§ WHAT THE TASK ASKS
Give the data again, word for word.

________

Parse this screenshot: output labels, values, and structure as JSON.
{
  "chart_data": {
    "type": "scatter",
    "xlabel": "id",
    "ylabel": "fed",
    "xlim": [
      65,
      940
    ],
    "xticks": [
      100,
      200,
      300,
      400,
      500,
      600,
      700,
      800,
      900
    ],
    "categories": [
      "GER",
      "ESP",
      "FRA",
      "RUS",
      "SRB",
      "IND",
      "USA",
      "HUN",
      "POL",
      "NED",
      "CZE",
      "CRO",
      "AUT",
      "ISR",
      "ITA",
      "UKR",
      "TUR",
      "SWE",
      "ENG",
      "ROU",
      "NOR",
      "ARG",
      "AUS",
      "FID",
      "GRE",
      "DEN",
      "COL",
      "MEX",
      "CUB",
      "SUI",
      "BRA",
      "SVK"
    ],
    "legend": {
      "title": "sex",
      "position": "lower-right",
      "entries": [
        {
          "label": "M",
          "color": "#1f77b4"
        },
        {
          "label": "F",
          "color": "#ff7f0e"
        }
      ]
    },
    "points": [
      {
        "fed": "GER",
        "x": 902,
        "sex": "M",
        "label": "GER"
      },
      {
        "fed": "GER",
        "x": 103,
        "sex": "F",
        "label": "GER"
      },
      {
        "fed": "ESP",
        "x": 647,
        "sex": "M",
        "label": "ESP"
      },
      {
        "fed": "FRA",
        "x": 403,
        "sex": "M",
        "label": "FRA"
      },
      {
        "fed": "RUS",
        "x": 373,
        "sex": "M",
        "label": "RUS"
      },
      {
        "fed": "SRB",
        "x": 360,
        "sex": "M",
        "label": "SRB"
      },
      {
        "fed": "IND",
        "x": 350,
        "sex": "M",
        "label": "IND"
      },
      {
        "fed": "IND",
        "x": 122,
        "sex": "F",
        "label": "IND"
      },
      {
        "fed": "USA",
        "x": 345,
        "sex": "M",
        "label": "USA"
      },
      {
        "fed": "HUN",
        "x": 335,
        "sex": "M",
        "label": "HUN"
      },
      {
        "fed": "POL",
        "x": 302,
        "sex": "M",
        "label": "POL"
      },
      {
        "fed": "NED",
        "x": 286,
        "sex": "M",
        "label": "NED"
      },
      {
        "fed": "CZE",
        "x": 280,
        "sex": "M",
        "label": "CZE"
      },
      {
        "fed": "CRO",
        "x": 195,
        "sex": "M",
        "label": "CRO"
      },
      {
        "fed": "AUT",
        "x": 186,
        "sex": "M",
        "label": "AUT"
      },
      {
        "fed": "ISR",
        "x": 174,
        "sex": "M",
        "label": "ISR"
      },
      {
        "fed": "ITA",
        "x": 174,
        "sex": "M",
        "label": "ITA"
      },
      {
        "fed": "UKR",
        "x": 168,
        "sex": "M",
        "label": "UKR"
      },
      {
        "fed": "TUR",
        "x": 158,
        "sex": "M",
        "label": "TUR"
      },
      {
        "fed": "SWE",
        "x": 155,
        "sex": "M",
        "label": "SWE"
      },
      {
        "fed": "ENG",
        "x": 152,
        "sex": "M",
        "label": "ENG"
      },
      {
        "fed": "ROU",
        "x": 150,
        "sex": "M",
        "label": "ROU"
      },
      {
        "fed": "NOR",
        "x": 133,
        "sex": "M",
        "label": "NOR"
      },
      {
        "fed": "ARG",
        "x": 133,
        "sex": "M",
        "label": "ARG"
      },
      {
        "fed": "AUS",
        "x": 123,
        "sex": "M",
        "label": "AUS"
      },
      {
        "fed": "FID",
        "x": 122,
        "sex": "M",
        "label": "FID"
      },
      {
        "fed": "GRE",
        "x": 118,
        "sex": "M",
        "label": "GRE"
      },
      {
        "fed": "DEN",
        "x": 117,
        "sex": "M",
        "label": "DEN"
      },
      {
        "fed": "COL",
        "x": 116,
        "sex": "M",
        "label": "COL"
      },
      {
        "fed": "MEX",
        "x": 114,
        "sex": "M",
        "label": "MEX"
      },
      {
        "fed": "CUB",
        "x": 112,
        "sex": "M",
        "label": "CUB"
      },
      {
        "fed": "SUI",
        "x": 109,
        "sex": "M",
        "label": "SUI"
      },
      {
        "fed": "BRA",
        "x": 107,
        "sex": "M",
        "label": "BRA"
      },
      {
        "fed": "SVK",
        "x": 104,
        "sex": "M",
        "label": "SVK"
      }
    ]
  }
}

________

§ ANSWER TO THE PROBLEM
Parse this screenshot: output labels, values, and structure as JSON.
{
  "chart_data": {
    "type": "scatter",
    "xlabel": "id",
    "ylabel": "fed",
    "xlim": [
      65,
      940
    ],
    "xticks": [
      100,
      200,
      300,
      400,
      500,
      600,
      700,
      800,
      900
    ],
    "categories": [
      "GER",
      "ESP",
      "FRA",
      "RUS",
      "SRB",
      "IND",
      "USA",
      "HUN",
      "POL",
      "NED",
      "CZE",
      "CRO",
      "AUT",
      "ISR",
      "ITA",
      "UKR",
      "TUR",
      "SWE",
      "ENG",
      "ROU",
      "NOR",
      "ARG",
      "AUS",
      "FID",
      "GRE",
      "DEN",
      "COL",
      "MEX",
      "CUB",
      "SUI",
      "BRA",
      "SVK"
    ],
    "legend": {
      "title": "sex",
      "position": "lower-right",
      "entries": [
        {
          "label": "M",
          "color": "#1f77b4"
        },
        {
          "label": "F",
          "color": "#ff7f0e"
        }
      ]
    },
    "points": [
      {
        "fed": "GER",
        "x": 902,
        "sex": "M",
        "label": "GER"
      },
      {
        "fed": "GER",
        "x": 103,
        "sex": "F",
        "label": "GER"
      },
      {
        "fed": "ESP",
        "x": 647,
        "sex": "M",
        "label": "ESP"
      },
      {
        "fed": "FRA",
        "x": 403,
        "sex": "M",
        "label": "FRA"
      },
      {
        "fed": "RUS",
        "x": 373,
        "sex": "M",
        "label": "RUS"
      },
      {
        "fed": "SRB",
        "x": 360,
        "sex": "M",
        "label": "SRB"
      },
      {
        "fed": "IND",
        "x": 350,
        "sex": "M",
        "label": "IND"
      },
      {
        "fed": "IND",
        "x": 122,
        "sex": "F",
        "label": "IND"
      },
      {
        "fed": "USA",
        "x": 345,
        "sex": "M",
        "label": "USA"
      },
      {
        "fed": "HUN",
        "x": 335,
        "sex": "M",
        "label": "HUN"
      },
      {
        "fed": "POL",
        "x": 302,
        "sex": "M",
        "label": "POL"
      },
      {
        "fed": "NED",
        "x": 286,
        "sex": "M",
        "label": "NED"
      },
      {
        "fed": "CZE",
        "x": 280,
        "sex": "M",
        "label": "CZE"
      },
      {
        "fed": "CRO",
        "x": 195,
        "sex": "M",
        "label": "CRO"
      },
      {
        "fed": "AUT",
        "x": 186,
        "sex": "M",
        "label": "AUT"
      },
      {
        "fed": "ISR",
        "x": 174,
        "sex": "M",
        "label": "ISR"
      },
      {
        "fed": "ITA",
        "x": 174,
        "sex": "M",
        "label": "ITA"
      },
      {
        "fed": "UKR",
        "x": 168,
        "sex": "M",
        "label": "UKR"
      },
      {
        "fed": "TUR",
        "x": 158,
        "sex": "M",
        "label": "TUR"
      },
      {
        "fed": "SWE",
        "x": 155,
        "sex": "M",
        "label": "SWE"
      },
      {
        "fed": "ENG",
        "x": 152,
        "sex": "M",
        "label": "ENG"
      },
      {
        "fed": "ROU",
        "x": 150,
        "sex": "M",
        "label": "ROU"
      },
      {
        "fed": "NOR",
        "x": 133,
        "sex": "M",
        "label": "NOR"
      },
      {
        "fed": "ARG",
        "x": 133,
        "sex": "M",
        "label": "ARG"
      },
      {
        "fed": "AUS",
        "x": 123,
        "sex": "M",
        "label": "AUS"
      },
      {
        "fed": "FID",
        "x": 122,
        "sex": "M",
        "label": "FID"
      },
      {
        "fed": "GRE",
        "x": 118,
        "sex": "M",
        "label": "GRE"
      },
      {
        "fed": "DEN",
        "x": 117,
        "sex": "M",
        "label": "DEN"
      },
      {
        "fed": "COL",
        "x": 116,
        "sex": "M",
        "label": "COL"
      },
      {
        "fed": "MEX",
        "x": 114,
        "sex": "M",
        "label": "MEX"
      },
      {
        "fed": "CUB",
        "x": 112,
        "sex": "M",
        "label": "CUB"
      },
      {
        "fed": "SUI",
        "x": 109,
        "sex": "M",
        "label": "SUI"
      },
      {
        "fed": "BRA",
        "x": 107,
        "sex": "M",
        "label": "BRA"
      },
      {
        "fed": "SVK",
        "x": 104,
        "sex": "M",
        "label": "SVK"
      }
    ]
  }
}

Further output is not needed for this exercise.